─── Records for the exercise ───
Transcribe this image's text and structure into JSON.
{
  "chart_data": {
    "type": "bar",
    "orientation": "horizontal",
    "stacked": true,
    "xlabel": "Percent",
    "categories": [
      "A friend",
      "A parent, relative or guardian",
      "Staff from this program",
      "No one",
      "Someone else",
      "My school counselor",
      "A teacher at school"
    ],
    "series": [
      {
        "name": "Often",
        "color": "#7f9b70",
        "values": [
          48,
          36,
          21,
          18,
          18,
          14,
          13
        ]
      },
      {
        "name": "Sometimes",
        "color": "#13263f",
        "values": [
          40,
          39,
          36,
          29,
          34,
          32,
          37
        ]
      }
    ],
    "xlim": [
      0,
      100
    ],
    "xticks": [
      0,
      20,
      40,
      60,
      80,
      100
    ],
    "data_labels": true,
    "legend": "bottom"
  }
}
───
Look through the material and copy each line that has "school".

Exercise result:
      "My school counselor",
      "A teacher at school"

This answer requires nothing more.